[BEGIN Data rows]

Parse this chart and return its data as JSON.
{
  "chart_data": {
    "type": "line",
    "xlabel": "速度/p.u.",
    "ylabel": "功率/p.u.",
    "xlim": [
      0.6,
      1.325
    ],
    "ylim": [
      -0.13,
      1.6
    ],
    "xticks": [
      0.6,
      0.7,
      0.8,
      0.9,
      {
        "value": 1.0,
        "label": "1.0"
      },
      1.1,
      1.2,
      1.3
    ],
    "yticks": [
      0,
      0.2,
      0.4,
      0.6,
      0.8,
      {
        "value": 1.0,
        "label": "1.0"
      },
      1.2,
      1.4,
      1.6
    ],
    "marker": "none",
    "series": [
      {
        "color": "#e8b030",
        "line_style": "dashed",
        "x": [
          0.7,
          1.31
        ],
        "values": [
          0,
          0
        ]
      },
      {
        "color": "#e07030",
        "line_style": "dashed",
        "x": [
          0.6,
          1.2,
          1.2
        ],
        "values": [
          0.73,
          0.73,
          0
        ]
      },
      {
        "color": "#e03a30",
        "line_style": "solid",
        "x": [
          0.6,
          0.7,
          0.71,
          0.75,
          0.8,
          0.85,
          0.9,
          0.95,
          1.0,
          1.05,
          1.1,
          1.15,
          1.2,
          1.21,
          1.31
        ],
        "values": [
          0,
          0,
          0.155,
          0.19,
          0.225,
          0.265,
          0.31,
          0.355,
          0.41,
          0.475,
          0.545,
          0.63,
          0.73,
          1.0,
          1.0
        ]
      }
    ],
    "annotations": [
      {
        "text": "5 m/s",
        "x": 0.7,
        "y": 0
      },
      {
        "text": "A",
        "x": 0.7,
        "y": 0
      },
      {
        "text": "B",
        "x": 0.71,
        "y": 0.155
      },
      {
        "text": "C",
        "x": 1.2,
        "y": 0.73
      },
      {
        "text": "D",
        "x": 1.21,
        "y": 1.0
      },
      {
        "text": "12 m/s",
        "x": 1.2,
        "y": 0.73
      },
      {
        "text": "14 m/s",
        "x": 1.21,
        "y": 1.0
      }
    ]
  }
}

[END Data rows]

:: Task to complete ::
Take the records above and return them exactly as written.

:: Worked answer ::
Parse this chart and return its data as JSON.
{
  "chart_data": {
    "type": "line",
    "xlabel": "速度/p.u.",
    "ylabel": "功率/p.u.",
    "xlim": [
      0.6,
      1.325
    ],
    "ylim": [
      -0.13,
      1.6
    ],
    "xticks": [
      0.6,
      0.7,
      0.8,
      0.9,
      {
        "value": 1.0,
        "label": "1.0"
      },
      1.1,
      1.2,
      1.3
    ],
    "yticks": [
      0,
      0.2,
      0.4,
      0.6,
      0.8,
      {
        "value": 1.0,
        "label": "1.0"
      },
      1.2,
      1.4,
      1.6
    ],
    "marker": "none",
    "series": [
      {
        "color": "#e8b030",
        "line_style": "dashed",
        "x": [
          0.7,
          1.31
        ],
        "values": [
          0,
          0
        ]
      },
      {
        "color": "#e07030",
        "line_style": "dashed",
        "x": [
          0.6,
          1.2,
          1.2
        ],
        "values": [
          0.73,
          0.73,
          0
        ]
      },
      {
        "color": "#e03a30",
        "line_style": "solid",
        "x": [
          0.6,
          0.7,
          0.71,
          0.75,
          0.8,
          0.85,
          0.9,
          0.95,
          1.0,
          1.05,
          1.1,
          1.15,
          1.2,
          1.21,
          1.31
        ],
        "values": [
          0,
          0,
          0.155,
          0.19,
          0.225,
          0.265,
          0.31,
          0.355,
          0.41,
          0.475,
          0.545,
          0.63,
          0.73,
          1.0,
          1.0
        ]
      }
    ],
    "annotations": [
      {
        "text": "5 m/s",
        "x": 0.7,
        "y": 0
      },
      {
        "text": "A",
        "x": 0.7,
        "y": 0
      },
      {
        "text": "B",
        "x": 0.71,
        "y": 0.155
      },
      {
        "text": "C",
        "x": 1.2,
        "y": 0.73
      },
      {
        "text": "D",
        "x": 1.21,
        "y": 1.0
      },
      {
        "text": "12 m/s",
        "x": 1.2,
        "y": 0.73
      },
      {
        "text": "14 m/s",
        "x": 1.21,
        "y": 1.0
      }
    ]
  }
}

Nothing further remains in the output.